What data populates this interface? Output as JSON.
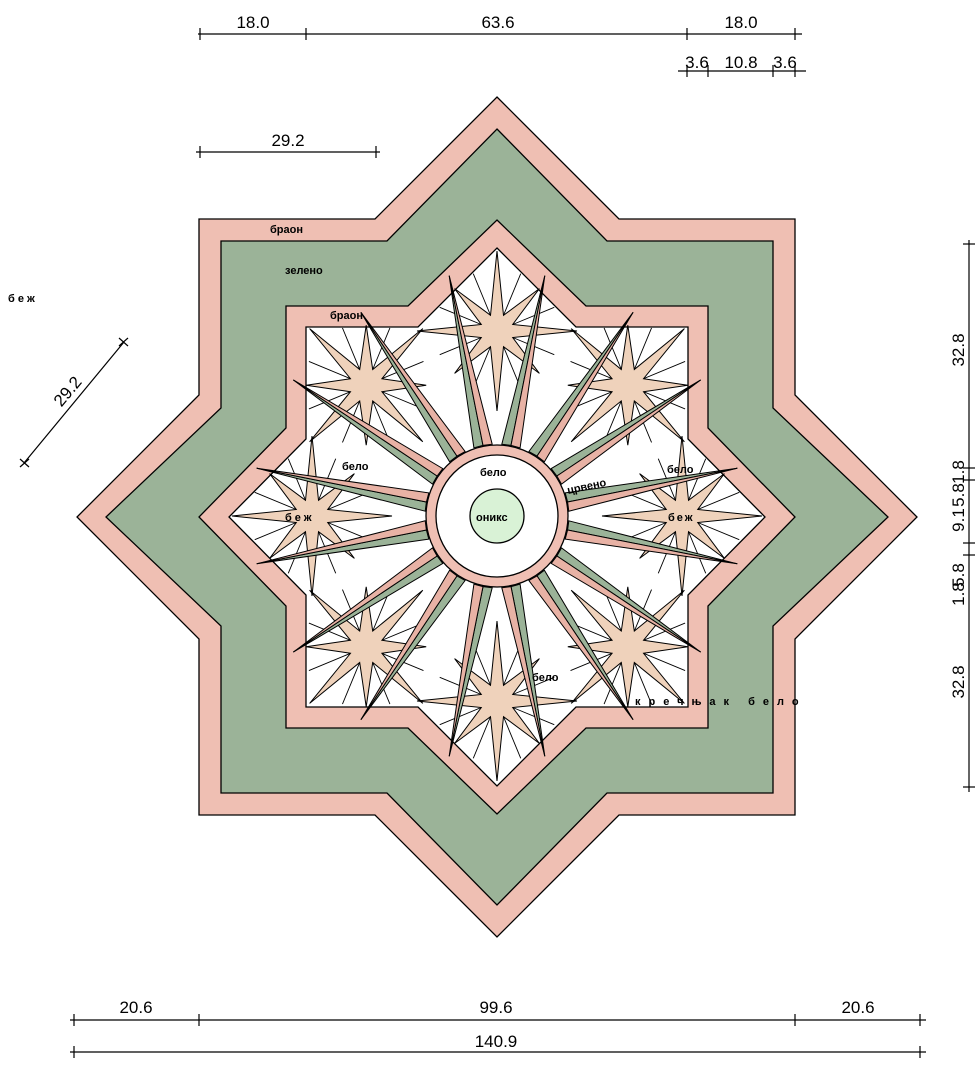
{
  "dimensions": {
    "top_left": "18.0",
    "top_middle": "63.6",
    "top_right": "18.0",
    "sub_a": "3.6",
    "sub_b": "10.8",
    "sub_c": "3.6",
    "inner": "29.2",
    "diagonal": "29.2",
    "right_top": "32.8",
    "right_a": "5.8",
    "right_b": "1.8",
    "right_mid": "9.1",
    "right_c": "5.8",
    "right_d": "1.8",
    "right_bottom": "32.8",
    "bottom_left": "20.6",
    "bottom_middle": "99.6",
    "bottom_right": "20.6",
    "bottom_total": "140.9"
  },
  "labels": {
    "brown_outer": "браон",
    "green": "зелено",
    "brown_inner": "браон",
    "beige_outside": "б е ж",
    "white_left": "бело",
    "beige_left": "беж",
    "white_center": "бело",
    "onyx": "оникс",
    "red": "црвено",
    "white_right": "бело",
    "beige_right": "беж",
    "white_bottom": "бело",
    "limestone": "кречњак бело"
  },
  "colors": {
    "brown": "#efbfb3",
    "green": "#9bb398",
    "beige": "#efd2bb",
    "white": "#ffffff",
    "red": "#e8b2a5",
    "onyx": "#d9f2d6",
    "outline": "#000000"
  }
}
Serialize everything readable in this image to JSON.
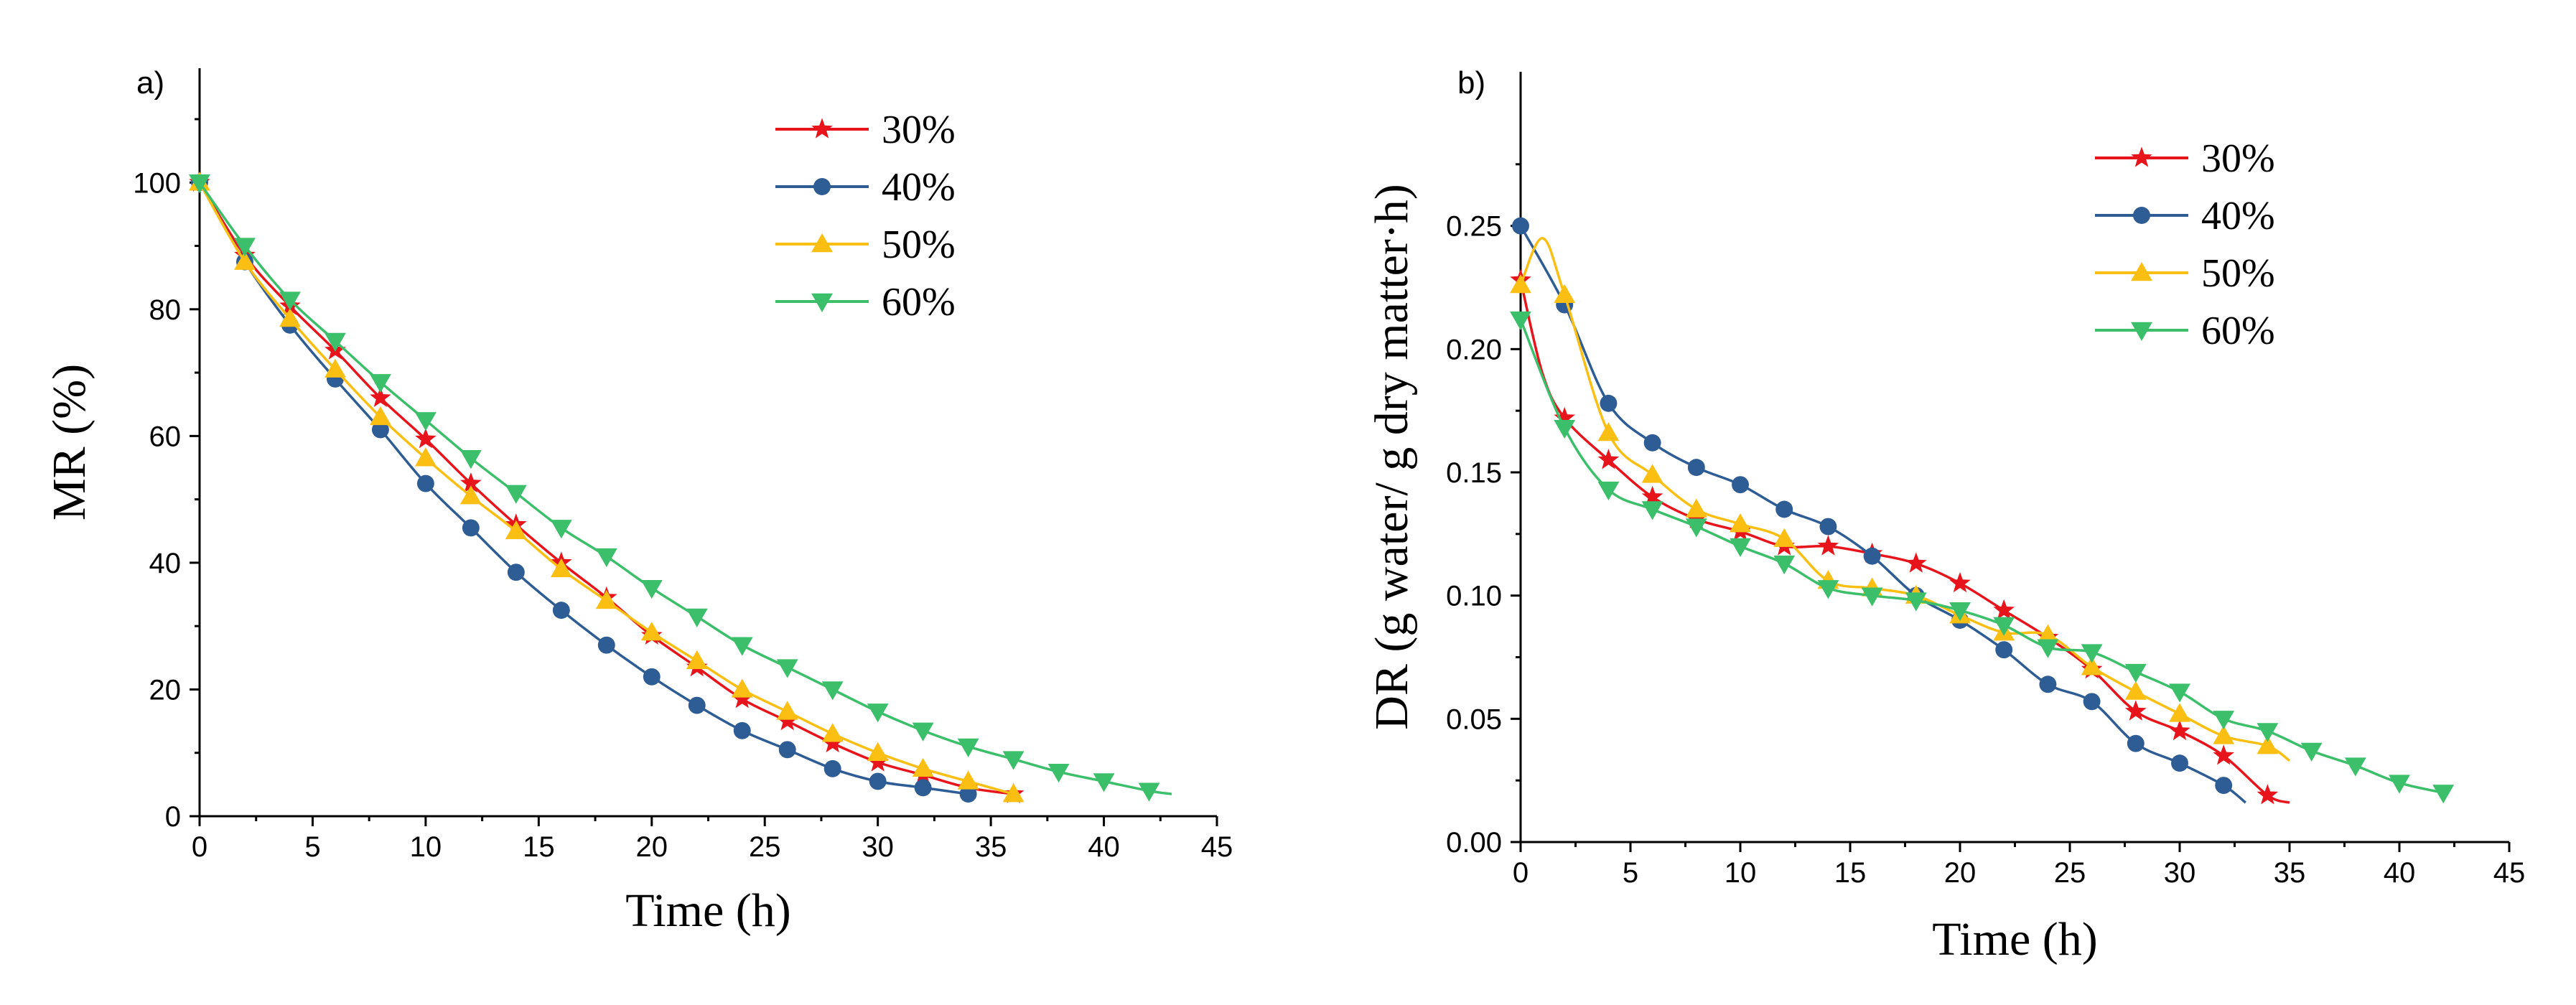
{
  "colors": {
    "s30": "#e8141b",
    "s40": "#2e5c94",
    "s50": "#fbbf14",
    "s60": "#3cbf6a"
  },
  "chart_data": [
    {
      "type": "line",
      "panel_label": "a)",
      "xlabel": "Time (h)",
      "ylabel": "MR (%)",
      "xlim": [
        0,
        45
      ],
      "ylim": [
        0,
        110
      ],
      "xticks": [
        0,
        5,
        10,
        15,
        20,
        25,
        30,
        35,
        40,
        45
      ],
      "yticks": [
        0,
        20,
        40,
        60,
        80,
        100
      ],
      "legend_position": "top-right",
      "series": [
        {
          "name": "30%",
          "color": "#e8141b",
          "marker": "star",
          "x": [
            0,
            2,
            4,
            6,
            8,
            10,
            12,
            14,
            16,
            18,
            20,
            22,
            24,
            26,
            28,
            30,
            32,
            34,
            36
          ],
          "y": [
            100,
            88.5,
            80.5,
            73.5,
            66,
            59.5,
            52.5,
            46,
            40,
            34.5,
            28.5,
            23.5,
            18.5,
            15,
            11.5,
            8.5,
            6.5,
            4.5,
            3.5
          ]
        },
        {
          "name": "40%",
          "color": "#2e5c94",
          "marker": "circle",
          "x": [
            0,
            2,
            4,
            6,
            8,
            10,
            12,
            14,
            16,
            18,
            20,
            22,
            24,
            26,
            28,
            30,
            32,
            34
          ],
          "y": [
            100,
            87.5,
            77.5,
            69,
            61,
            52.5,
            45.5,
            38.5,
            32.5,
            27,
            22,
            17.5,
            13.5,
            10.5,
            7.5,
            5.5,
            4.5,
            3.5
          ]
        },
        {
          "name": "50%",
          "color": "#fbbf14",
          "marker": "triangle-up",
          "x": [
            0,
            2,
            4,
            6,
            8,
            10,
            12,
            14,
            16,
            18,
            20,
            22,
            24,
            26,
            28,
            30,
            32,
            34,
            36
          ],
          "y": [
            100,
            87.5,
            78.5,
            70.5,
            63,
            56.5,
            50.5,
            45,
            39,
            34,
            29,
            24.5,
            20,
            16.5,
            13,
            10,
            7.5,
            5.5,
            3.5
          ]
        },
        {
          "name": "60%",
          "color": "#3cbf6a",
          "marker": "triangle-down",
          "x": [
            0,
            2,
            4,
            6,
            8,
            10,
            12,
            14,
            16,
            18,
            20,
            22,
            24,
            26,
            28,
            30,
            32,
            34,
            36,
            38,
            40,
            42,
            43
          ],
          "y": [
            100,
            90,
            81.5,
            75,
            68.5,
            62.5,
            56.5,
            51,
            45.5,
            41,
            36,
            31.5,
            27,
            23.5,
            20,
            16.5,
            13.5,
            11,
            9,
            7,
            5.5,
            4,
            3.5
          ]
        }
      ]
    },
    {
      "type": "line",
      "panel_label": "b)",
      "xlabel": "Time (h)",
      "ylabel": "DR (g water/ g dry matter·h)",
      "xlim": [
        0,
        45
      ],
      "ylim": [
        0,
        0.27
      ],
      "xticks": [
        0,
        5,
        10,
        15,
        20,
        25,
        30,
        35,
        40,
        45
      ],
      "yticks": [
        0.0,
        0.05,
        0.1,
        0.15,
        0.2,
        0.25
      ],
      "ytick_labels": [
        "0.00",
        "0.05",
        "0.10",
        "0.15",
        "0.20",
        "0.25"
      ],
      "legend_position": "top-right",
      "series": [
        {
          "name": "30%",
          "color": "#e8141b",
          "marker": "star",
          "x": [
            0,
            1,
            2,
            4,
            6,
            8,
            10,
            12,
            14,
            16,
            18,
            20,
            22,
            24,
            26,
            28,
            30,
            32,
            34,
            35
          ],
          "y": [
            0.228,
            0.19,
            0.172,
            0.155,
            0.14,
            0.131,
            0.126,
            0.12,
            0.12,
            0.117,
            0.113,
            0.105,
            0.094,
            0.083,
            0.07,
            0.053,
            0.045,
            0.035,
            0.019,
            0.016
          ]
        },
        {
          "name": "40%",
          "color": "#2e5c94",
          "marker": "circle",
          "x": [
            0,
            2,
            4,
            6,
            8,
            10,
            12,
            14,
            16,
            18,
            20,
            22,
            24,
            26,
            28,
            30,
            32,
            33
          ],
          "y": [
            0.25,
            0.218,
            0.178,
            0.162,
            0.152,
            0.145,
            0.135,
            0.128,
            0.116,
            0.1,
            0.09,
            0.078,
            0.064,
            0.057,
            0.04,
            0.032,
            0.023,
            0.016
          ]
        },
        {
          "name": "50%",
          "color": "#fbbf14",
          "marker": "triangle-up",
          "x": [
            0,
            1,
            2,
            4,
            6,
            8,
            10,
            12,
            14,
            16,
            18,
            20,
            22,
            24,
            26,
            28,
            30,
            32,
            34,
            35
          ],
          "y": [
            0.226,
            0.245,
            0.222,
            0.166,
            0.149,
            0.135,
            0.129,
            0.123,
            0.106,
            0.103,
            0.1,
            0.092,
            0.085,
            0.084,
            0.071,
            0.061,
            0.052,
            0.043,
            0.039,
            0.033
          ]
        },
        {
          "name": "60%",
          "color": "#3cbf6a",
          "marker": "triangle-down",
          "x": [
            0,
            2,
            4,
            6,
            8,
            10,
            12,
            14,
            16,
            18,
            20,
            22,
            24,
            26,
            28,
            30,
            32,
            34,
            36,
            38,
            40,
            42
          ],
          "y": [
            0.212,
            0.168,
            0.143,
            0.135,
            0.128,
            0.12,
            0.113,
            0.103,
            0.1,
            0.098,
            0.094,
            0.088,
            0.079,
            0.077,
            0.069,
            0.061,
            0.05,
            0.045,
            0.037,
            0.031,
            0.024,
            0.02
          ]
        }
      ]
    }
  ]
}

+ + + +

Pictures are excluded; copy all other data exactly as shown.

**FULL RESPONSE**:
What data populates this interface? Output as JSON.
{
  "dimensions": {
    "top_left": "18.0",
    "top_middle": "63.6",
    "top_right": "18.0",
    "sub_a": "3.6",
    "sub_b": "10.8",
    "sub_c": "3.6",
    "inner": "29.2",
    "diagonal": "29.2",
    "right_top": "32.8",
    "right_a": "5.8",
    "right_b": "1.8",
    "right_mid": "9.1",
    "right_c": "5.8",
    "right_d": "1.8",
    "right_bottom": "32.8",
    "bottom_left": "20.6",
    "bottom_middle": "99.6",
    "bottom_right": "20.6",
    "bottom_total": "140.9"
  },
  "labels": {
    "brown_outer": "браон",
    "green": "зелено",
    "brown_inner": "браон",
    "beige_outside": "б е ж",
    "white_left": "бело",
    "beige_left": "беж",
    "white_center": "бело",
    "onyx": "оникс",
    "red": "црвено",
    "white_right": "бело",
    "beige_right": "беж",
    "white_bottom": "бело",
    "limestone": "кречњак бело"
  },
  "colors": {
    "brown": "#efbfb3",
    "green": "#9bb398",
    "beige": "#efd2bb",
    "white": "#ffffff",
    "red": "#e8b2a5",
    "onyx": "#d9f2d6",
    "outline": "#000000"
  }
}
Serialize everything readable in this image to JSON.
{
  "colors": {
    "s30": "#e8141b",
    "s40": "#2e5c94",
    "s50": "#fbbf14",
    "s60": "#3cbf6a"
  },
  "chart_data": [
    {
      "type": "line",
      "panel_label": "a)",
      "xlabel": "Time (h)",
      "ylabel": "MR (%)",
      "xlim": [
        0,
        45
      ],
      "ylim": [
        0,
        110
      ],
      "xticks": [
        0,
        5,
        10,
        15,
        20,
        25,
        30,
        35,
        40,
        45
      ],
      "yticks": [
        0,
        20,
        40,
        60,
        80,
        100
      ],
      "legend_position": "top-right",
      "series": [
        {
          "name": "30%",
          "color": "#e8141b",
          "marker": "star",
          "x": [
            0,
            2,
            4,
            6,
            8,
            10,
            12,
            14,
            16,
            18,
            20,
            22,
            24,
            26,
            28,
            30,
            32,
            34,
            36
          ],
          "y": [
            100,
            88.5,
            80.5,
            73.5,
            66,
            59.5,
            52.5,
            46,
            40,
            34.5,
            28.5,
            23.5,
            18.5,
            15,
            11.5,
            8.5,
            6.5,
            4.5,
            3.5
          ]
        },
        {
          "name": "40%",
          "color": "#2e5c94",
          "marker": "circle",
          "x": [
            0,
            2,
            4,
            6,
            8,
            10,
            12,
            14,
            16,
            18,
            20,
            22,
            24,
            26,
            28,
            30,
            32,
            34
          ],
          "y": [
            100,
            87.5,
            77.5,
            69,
            61,
            52.5,
            45.5,
            38.5,
            32.5,
            27,
            22,
            17.5,
            13.5,
            10.5,
            7.5,
            5.5,
            4.5,
            3.5
          ]
        },
        {
          "name": "50%",
          "color": "#fbbf14",
          "marker": "triangle-up",
          "x": [
            0,
            2,
            4,
            6,
            8,
            10,
            12,
            14,
            16,
            18,
            20,
            22,
            24,
            26,
            28,
            30,
            32,
            34,
            36
          ],
          "y": [
            100,
            87.5,
            78.5,
            70.5,
            63,
            56.5,
            50.5,
            45,
            39,
            34,
            29,
            24.5,
            20,
            16.5,
            13,
            10,
            7.5,
            5.5,
            3.5
          ]
        },
        {
          "name": "60%",
          "color": "#3cbf6a",
          "marker": "triangle-down",
          "x": [
            0,
            2,
            4,
            6,
            8,
            10,
            12,
            14,
            16,
            18,
            20,
            22,
            24,
            26,
            28,
            30,
            32,
            34,
            36,
            38,
            40,
            42,
            43
          ],
          "y": [
            100,
            90,
            81.5,
            75,
            68.5,
            62.5,
            56.5,
            51,
            45.5,
            41,
            36,
            31.5,
            27,
            23.5,
            20,
            16.5,
            13.5,
            11,
            9,
            7,
            5.5,
            4,
            3.5
          ]
        }
      ]
    },
    {
      "type": "line",
      "panel_label": "b)",
      "xlabel": "Time (h)",
      "ylabel": "DR (g water/ g dry matter·h)",
      "xlim": [
        0,
        45
      ],
      "ylim": [
        0,
        0.27
      ],
      "xticks": [
        0,
        5,
        10,
        15,
        20,
        25,
        30,
        35,
        40,
        45
      ],
      "yticks": [
        0.0,
        0.05,
        0.1,
        0.15,
        0.2,
        0.25
      ],
      "ytick_labels": [
        "0.00",
        "0.05",
        "0.10",
        "0.15",
        "0.20",
        "0.25"
      ],
      "legend_position": "top-right",
      "series": [
        {
          "name": "30%",
          "color": "#e8141b",
          "marker": "star",
          "x": [
            0,
            1,
            2,
            4,
            6,
            8,
            10,
            12,
            14,
            16,
            18,
            20,
            22,
            24,
            26,
            28,
            30,
            32,
            34,
            35
          ],
          "y": [
            0.228,
            0.19,
            0.172,
            0.155,
            0.14,
            0.131,
            0.126,
            0.12,
            0.12,
            0.117,
            0.113,
            0.105,
            0.094,
            0.083,
            0.07,
            0.053,
            0.045,
            0.035,
            0.019,
            0.016
          ]
        },
        {
          "name": "40%",
          "color": "#2e5c94",
          "marker": "circle",
          "x": [
            0,
            2,
            4,
            6,
            8,
            10,
            12,
            14,
            16,
            18,
            20,
            22,
            24,
            26,
            28,
            30,
            32,
            33
          ],
          "y": [
            0.25,
            0.218,
            0.178,
            0.162,
            0.152,
            0.145,
            0.135,
            0.128,
            0.116,
            0.1,
            0.09,
            0.078,
            0.064,
            0.057,
            0.04,
            0.032,
            0.023,
            0.016
          ]
        },
        {
          "name": "50%",
          "color": "#fbbf14",
          "marker": "triangle-up",
          "x": [
            0,
            1,
            2,
            4,
            6,
            8,
            10,
            12,
            14,
            16,
            18,
            20,
            22,
            24,
            26,
            28,
            30,
            32,
            34,
            35
          ],
          "y": [
            0.226,
            0.245,
            0.222,
            0.166,
            0.149,
            0.135,
            0.129,
            0.123,
            0.106,
            0.103,
            0.1,
            0.092,
            0.085,
            0.084,
            0.071,
            0.061,
            0.052,
            0.043,
            0.039,
            0.033
          ]
        },
        {
          "name": "60%",
          "color": "#3cbf6a",
          "marker": "triangle-down",
          "x": [
            0,
            2,
            4,
            6,
            8,
            10,
            12,
            14,
            16,
            18,
            20,
            22,
            24,
            26,
            28,
            30,
            32,
            34,
            36,
            38,
            40,
            42
          ],
          "y": [
            0.212,
            0.168,
            0.143,
            0.135,
            0.128,
            0.12,
            0.113,
            0.103,
            0.1,
            0.098,
            0.094,
            0.088,
            0.079,
            0.077,
            0.069,
            0.061,
            0.05,
            0.045,
            0.037,
            0.031,
            0.024,
            0.02
          ]
        }
      ]
    }
  ]
}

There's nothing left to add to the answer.